━━ Data shown ━━

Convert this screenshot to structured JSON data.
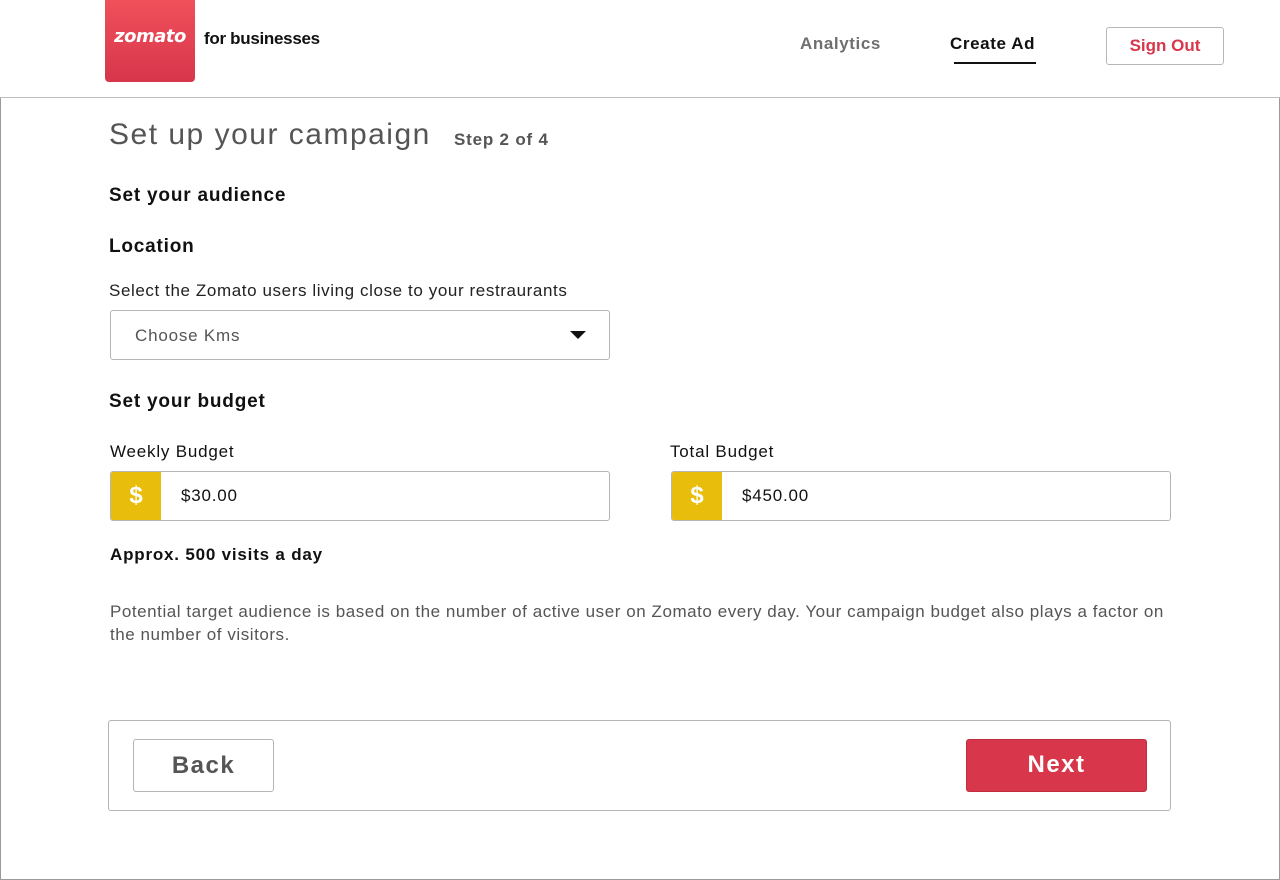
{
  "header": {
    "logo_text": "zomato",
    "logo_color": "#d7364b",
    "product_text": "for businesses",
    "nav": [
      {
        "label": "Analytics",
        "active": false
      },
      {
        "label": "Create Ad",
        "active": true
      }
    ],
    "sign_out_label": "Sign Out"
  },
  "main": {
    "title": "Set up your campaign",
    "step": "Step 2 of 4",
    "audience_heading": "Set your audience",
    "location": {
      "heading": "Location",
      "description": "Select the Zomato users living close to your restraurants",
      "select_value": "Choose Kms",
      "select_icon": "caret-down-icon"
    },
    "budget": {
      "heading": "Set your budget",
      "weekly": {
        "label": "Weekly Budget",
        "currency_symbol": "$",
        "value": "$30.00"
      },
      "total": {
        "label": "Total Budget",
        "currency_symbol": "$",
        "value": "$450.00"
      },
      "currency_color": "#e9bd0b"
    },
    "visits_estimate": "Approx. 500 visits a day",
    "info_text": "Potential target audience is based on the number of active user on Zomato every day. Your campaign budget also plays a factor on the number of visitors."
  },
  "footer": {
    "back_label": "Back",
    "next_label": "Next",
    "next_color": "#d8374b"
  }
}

━━━
━━ Data shown ━━

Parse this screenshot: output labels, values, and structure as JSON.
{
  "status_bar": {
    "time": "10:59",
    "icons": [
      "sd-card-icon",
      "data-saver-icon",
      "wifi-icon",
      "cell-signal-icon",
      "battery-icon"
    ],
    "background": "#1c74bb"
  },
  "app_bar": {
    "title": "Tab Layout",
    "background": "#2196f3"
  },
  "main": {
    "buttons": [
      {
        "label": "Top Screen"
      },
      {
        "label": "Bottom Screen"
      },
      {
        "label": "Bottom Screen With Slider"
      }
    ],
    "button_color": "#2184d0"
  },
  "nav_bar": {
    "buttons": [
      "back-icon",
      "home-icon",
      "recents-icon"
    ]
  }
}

━━━

Problem requirements –
Show, from the listing above, each line that contains the word "this".

Task result –
Convert this screenshot to structured JSON data.
Parse this screenshot: output labels, values, and structure as JSON.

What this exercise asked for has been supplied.